Records from a data source

....

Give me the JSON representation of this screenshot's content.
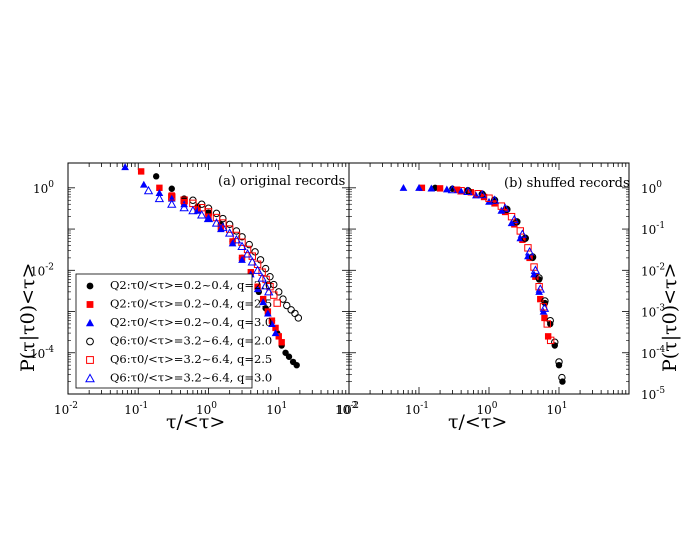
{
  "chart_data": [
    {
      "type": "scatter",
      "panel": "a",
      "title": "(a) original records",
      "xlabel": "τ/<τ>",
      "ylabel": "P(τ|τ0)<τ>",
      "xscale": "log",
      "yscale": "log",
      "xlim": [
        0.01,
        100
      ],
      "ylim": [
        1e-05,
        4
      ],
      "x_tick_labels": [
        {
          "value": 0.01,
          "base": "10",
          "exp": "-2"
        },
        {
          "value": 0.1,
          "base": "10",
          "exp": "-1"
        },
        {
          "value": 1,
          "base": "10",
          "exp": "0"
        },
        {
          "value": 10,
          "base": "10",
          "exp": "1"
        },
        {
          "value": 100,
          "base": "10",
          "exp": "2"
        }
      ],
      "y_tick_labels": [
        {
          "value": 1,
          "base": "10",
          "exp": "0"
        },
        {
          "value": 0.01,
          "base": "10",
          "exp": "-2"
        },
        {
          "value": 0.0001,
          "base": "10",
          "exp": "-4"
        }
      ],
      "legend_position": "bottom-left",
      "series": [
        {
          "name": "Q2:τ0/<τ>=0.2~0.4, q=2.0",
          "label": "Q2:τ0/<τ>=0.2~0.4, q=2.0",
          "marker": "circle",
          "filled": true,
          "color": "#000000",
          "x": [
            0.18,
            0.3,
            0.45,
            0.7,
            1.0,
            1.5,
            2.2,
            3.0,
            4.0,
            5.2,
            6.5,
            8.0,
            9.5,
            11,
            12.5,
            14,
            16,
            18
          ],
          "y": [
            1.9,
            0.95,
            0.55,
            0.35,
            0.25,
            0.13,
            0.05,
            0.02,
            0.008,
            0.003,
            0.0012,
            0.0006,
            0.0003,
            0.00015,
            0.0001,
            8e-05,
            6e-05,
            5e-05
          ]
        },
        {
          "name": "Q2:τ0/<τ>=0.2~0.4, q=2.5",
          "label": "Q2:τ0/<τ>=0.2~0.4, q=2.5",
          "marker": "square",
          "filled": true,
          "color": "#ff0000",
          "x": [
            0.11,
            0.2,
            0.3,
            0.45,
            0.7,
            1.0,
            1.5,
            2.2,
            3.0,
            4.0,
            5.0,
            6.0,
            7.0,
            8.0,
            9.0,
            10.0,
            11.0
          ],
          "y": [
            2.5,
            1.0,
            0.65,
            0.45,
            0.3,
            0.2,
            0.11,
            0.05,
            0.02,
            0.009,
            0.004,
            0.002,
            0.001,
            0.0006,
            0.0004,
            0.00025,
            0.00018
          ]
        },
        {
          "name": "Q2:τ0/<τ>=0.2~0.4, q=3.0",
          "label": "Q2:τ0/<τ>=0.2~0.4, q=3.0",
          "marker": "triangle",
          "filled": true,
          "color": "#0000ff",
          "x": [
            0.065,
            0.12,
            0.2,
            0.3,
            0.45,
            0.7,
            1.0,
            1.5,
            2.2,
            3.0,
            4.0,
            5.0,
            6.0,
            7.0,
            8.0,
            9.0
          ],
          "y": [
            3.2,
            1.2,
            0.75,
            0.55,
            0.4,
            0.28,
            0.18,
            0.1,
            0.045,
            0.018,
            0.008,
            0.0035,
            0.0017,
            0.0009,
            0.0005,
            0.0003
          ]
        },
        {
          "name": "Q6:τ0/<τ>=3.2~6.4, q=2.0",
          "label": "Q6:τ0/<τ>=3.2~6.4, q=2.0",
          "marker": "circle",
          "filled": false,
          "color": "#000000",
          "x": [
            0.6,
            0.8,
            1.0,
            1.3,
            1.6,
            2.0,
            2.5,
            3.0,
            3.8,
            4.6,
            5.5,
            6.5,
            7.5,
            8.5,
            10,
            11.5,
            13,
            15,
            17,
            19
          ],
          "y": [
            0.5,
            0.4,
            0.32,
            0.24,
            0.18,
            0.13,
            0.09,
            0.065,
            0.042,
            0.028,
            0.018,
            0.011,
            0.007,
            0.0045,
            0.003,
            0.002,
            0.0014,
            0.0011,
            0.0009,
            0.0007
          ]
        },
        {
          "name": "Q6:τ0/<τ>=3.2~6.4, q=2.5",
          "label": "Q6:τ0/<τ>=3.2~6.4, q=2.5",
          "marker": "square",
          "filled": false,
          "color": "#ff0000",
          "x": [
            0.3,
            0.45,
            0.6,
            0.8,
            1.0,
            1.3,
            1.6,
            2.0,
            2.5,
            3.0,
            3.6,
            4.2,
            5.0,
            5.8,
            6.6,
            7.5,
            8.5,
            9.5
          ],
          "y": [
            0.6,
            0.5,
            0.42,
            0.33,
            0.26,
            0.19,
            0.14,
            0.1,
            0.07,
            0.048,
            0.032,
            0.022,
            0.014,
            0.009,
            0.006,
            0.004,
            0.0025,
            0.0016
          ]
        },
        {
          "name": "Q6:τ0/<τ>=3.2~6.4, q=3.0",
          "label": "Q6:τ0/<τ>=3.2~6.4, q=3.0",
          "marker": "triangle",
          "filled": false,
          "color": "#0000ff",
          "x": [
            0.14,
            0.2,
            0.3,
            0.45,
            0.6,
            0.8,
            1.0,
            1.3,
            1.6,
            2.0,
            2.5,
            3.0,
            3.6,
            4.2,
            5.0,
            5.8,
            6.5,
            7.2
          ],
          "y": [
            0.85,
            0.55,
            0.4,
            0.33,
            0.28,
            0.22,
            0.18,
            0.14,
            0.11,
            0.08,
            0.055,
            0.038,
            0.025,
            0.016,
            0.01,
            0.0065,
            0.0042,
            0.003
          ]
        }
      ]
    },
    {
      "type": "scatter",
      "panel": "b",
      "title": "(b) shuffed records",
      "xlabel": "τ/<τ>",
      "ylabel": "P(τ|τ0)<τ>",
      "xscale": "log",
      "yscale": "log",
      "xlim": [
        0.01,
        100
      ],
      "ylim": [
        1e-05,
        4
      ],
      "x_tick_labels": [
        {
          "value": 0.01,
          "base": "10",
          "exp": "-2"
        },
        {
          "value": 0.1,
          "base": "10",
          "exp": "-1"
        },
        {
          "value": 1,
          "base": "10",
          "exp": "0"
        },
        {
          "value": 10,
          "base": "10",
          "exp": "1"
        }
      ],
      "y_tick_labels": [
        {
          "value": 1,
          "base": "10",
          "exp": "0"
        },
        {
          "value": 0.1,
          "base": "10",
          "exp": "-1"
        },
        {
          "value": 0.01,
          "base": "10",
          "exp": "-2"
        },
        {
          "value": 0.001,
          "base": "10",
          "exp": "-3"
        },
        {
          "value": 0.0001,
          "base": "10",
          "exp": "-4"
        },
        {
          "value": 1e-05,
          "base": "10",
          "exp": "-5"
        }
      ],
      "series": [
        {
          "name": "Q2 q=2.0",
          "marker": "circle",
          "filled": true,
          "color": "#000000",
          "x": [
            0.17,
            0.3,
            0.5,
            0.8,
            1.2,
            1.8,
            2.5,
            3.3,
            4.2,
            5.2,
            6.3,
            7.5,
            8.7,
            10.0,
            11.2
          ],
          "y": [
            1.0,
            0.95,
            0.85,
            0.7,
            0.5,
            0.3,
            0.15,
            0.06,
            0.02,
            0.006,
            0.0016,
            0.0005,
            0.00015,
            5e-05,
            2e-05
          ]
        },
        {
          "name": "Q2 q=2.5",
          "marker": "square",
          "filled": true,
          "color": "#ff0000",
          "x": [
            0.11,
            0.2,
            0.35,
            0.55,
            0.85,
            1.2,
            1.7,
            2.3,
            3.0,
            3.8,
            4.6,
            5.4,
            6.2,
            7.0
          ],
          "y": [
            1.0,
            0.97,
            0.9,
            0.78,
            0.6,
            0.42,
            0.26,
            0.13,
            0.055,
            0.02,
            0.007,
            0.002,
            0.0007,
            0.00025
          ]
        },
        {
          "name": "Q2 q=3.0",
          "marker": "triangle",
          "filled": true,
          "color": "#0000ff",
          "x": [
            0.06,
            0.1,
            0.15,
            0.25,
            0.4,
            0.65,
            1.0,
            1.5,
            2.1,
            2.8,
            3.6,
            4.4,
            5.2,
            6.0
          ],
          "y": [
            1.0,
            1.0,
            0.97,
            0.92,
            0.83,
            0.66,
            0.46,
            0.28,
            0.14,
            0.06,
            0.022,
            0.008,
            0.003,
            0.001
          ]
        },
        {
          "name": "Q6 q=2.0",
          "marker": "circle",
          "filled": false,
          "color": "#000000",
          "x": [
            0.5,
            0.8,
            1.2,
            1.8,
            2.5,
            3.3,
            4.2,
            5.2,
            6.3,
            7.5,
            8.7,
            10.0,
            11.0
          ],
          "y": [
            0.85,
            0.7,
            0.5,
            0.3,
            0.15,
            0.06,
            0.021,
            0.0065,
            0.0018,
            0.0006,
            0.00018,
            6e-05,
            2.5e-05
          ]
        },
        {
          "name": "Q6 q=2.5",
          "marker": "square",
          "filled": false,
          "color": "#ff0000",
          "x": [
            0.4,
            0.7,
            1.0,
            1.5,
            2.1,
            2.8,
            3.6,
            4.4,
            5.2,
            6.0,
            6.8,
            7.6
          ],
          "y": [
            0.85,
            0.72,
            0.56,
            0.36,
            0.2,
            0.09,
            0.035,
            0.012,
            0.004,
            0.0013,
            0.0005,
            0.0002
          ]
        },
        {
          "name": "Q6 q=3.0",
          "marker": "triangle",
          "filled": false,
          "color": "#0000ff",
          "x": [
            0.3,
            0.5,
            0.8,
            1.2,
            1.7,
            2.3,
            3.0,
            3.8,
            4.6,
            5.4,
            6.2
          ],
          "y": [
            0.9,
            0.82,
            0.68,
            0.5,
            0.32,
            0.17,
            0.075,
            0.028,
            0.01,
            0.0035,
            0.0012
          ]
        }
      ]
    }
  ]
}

....

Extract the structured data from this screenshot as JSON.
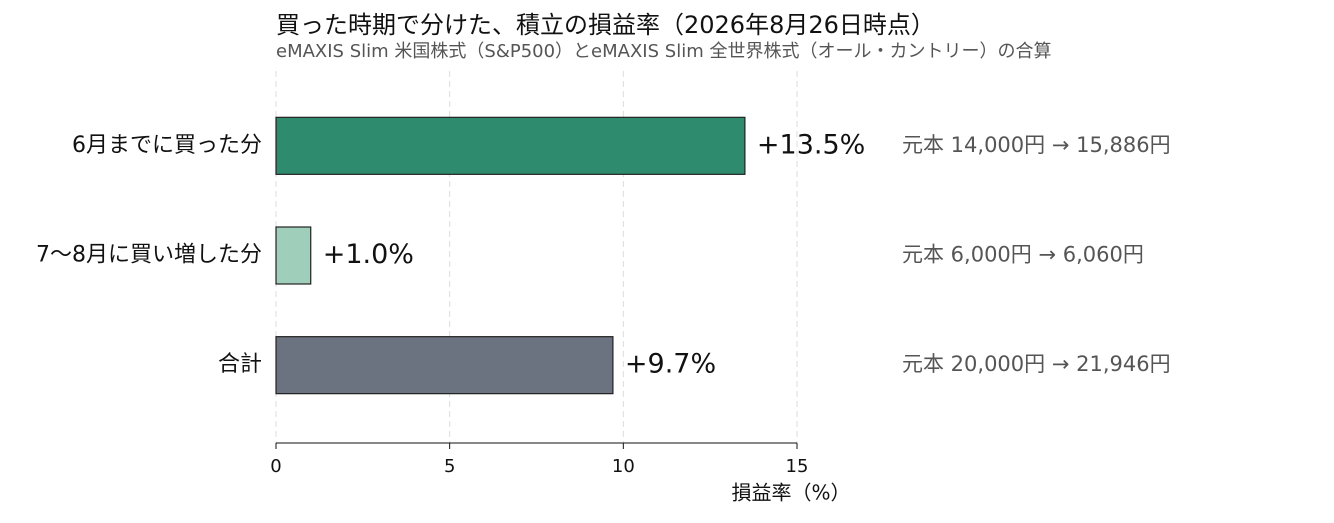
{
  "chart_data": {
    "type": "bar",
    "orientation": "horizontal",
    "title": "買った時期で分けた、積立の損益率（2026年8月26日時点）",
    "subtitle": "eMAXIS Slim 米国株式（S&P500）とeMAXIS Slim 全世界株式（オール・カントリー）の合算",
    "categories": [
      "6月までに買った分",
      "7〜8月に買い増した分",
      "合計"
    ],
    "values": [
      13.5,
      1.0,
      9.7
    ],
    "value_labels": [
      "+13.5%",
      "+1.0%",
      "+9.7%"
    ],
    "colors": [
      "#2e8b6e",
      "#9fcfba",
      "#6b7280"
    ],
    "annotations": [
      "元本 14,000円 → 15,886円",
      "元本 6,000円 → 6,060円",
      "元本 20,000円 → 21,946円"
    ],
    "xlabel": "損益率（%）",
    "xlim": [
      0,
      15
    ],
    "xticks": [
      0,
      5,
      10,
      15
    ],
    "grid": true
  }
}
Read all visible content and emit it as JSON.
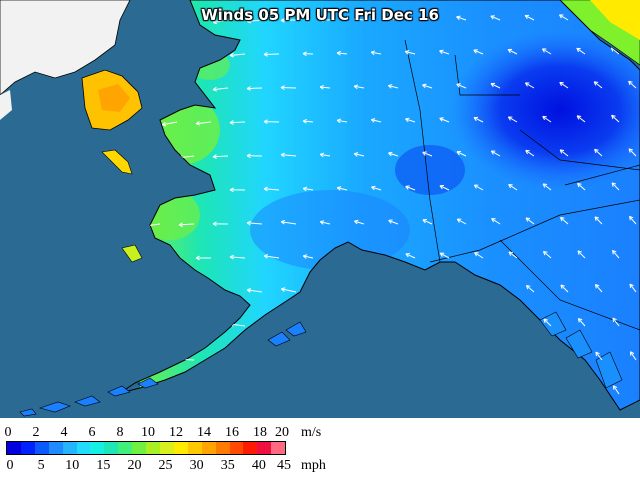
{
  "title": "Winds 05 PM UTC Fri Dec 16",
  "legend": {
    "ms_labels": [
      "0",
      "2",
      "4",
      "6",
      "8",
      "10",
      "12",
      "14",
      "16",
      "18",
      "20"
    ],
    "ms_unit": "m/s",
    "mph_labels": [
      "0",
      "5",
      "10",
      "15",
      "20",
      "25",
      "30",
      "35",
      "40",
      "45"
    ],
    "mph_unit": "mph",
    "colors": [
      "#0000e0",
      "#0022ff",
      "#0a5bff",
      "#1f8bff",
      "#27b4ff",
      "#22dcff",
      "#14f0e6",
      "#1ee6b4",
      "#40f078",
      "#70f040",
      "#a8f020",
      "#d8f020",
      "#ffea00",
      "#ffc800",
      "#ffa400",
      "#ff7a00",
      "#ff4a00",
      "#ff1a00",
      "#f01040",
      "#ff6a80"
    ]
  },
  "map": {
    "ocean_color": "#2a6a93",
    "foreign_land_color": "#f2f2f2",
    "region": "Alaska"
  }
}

....

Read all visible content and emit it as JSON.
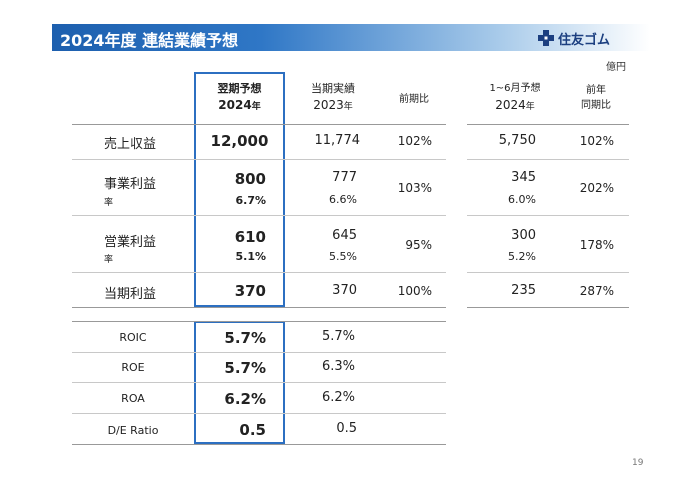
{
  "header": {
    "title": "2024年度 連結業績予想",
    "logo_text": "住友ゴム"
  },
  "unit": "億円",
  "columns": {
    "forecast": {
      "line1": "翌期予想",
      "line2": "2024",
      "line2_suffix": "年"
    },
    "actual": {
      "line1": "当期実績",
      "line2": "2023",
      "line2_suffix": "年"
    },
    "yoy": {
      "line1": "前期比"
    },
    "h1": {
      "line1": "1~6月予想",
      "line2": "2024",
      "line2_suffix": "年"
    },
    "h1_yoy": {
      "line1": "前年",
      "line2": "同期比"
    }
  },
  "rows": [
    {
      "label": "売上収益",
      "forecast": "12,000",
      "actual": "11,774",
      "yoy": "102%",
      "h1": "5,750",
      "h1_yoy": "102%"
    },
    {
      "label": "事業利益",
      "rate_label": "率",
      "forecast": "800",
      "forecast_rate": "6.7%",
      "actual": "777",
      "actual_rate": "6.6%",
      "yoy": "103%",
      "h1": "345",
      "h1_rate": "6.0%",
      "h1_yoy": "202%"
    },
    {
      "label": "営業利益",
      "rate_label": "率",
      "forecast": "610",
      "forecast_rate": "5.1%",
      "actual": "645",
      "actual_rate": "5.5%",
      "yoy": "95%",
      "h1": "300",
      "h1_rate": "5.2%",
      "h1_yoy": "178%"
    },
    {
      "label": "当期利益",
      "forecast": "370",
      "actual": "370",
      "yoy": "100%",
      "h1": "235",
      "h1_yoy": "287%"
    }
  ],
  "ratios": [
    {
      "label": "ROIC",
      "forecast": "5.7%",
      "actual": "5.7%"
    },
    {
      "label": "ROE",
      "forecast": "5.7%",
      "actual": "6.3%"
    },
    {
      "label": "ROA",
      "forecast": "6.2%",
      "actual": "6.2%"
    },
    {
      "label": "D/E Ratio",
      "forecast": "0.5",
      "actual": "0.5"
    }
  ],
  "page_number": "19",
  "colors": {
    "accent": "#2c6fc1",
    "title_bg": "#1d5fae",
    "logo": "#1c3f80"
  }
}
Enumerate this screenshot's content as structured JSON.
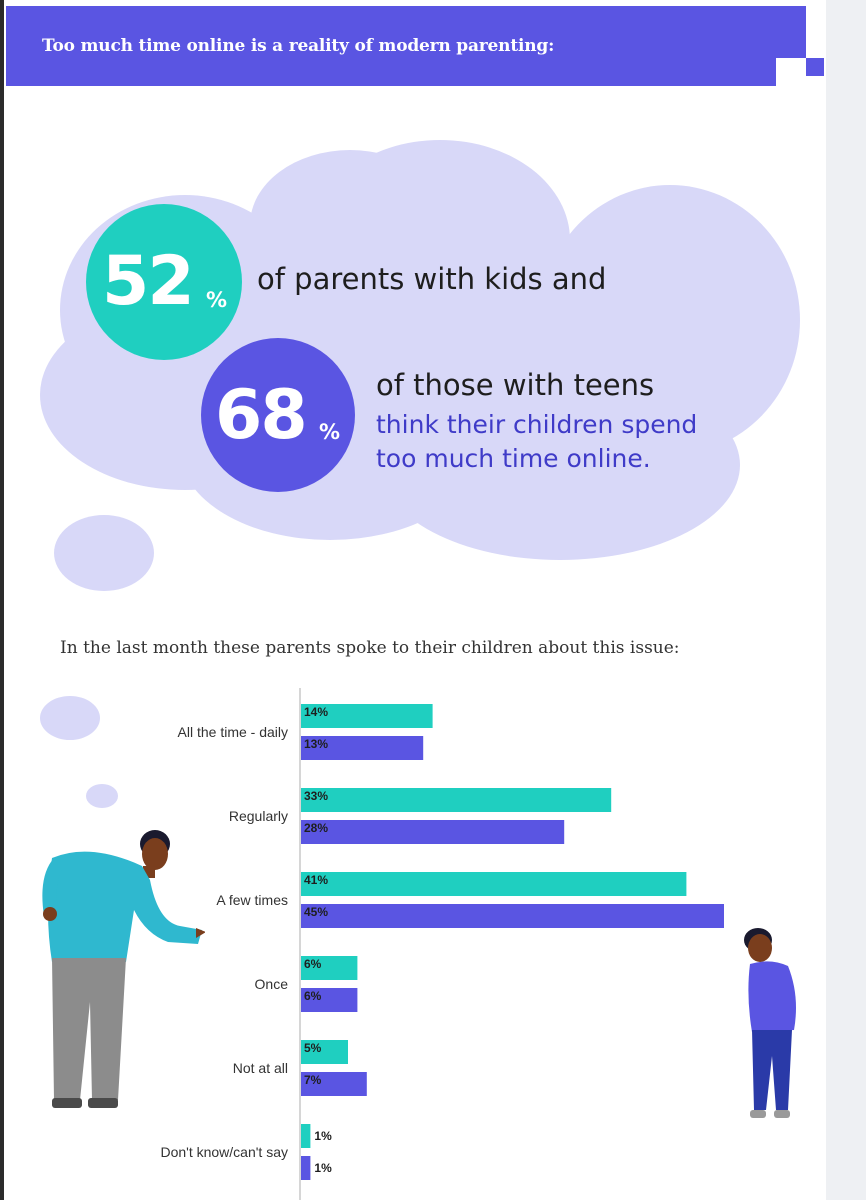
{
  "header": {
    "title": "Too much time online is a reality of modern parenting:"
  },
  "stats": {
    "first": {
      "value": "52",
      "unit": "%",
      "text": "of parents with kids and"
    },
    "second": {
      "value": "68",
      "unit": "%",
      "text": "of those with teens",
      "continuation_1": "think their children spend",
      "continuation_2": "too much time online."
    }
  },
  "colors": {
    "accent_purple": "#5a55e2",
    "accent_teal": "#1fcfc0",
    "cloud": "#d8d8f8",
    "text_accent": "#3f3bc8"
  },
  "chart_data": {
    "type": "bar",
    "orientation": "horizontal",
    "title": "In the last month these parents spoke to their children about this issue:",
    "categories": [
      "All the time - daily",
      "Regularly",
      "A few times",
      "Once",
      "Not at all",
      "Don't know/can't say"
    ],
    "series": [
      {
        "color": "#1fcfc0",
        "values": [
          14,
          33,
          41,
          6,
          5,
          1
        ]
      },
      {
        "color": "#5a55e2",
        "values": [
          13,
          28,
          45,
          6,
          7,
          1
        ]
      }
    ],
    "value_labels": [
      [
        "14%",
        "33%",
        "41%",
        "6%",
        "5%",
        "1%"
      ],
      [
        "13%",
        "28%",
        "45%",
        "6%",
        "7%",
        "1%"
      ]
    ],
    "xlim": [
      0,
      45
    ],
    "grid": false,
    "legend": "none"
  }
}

....

# WHAT THE TASK ASKS:
Scan the material above. Copy each line where "children" occurs.

# ANSWER FOR THIS EXERCISE:
      "continuation_1": "think their children spend",
    "title": "In the last month these parents spoke to their children about this issue:",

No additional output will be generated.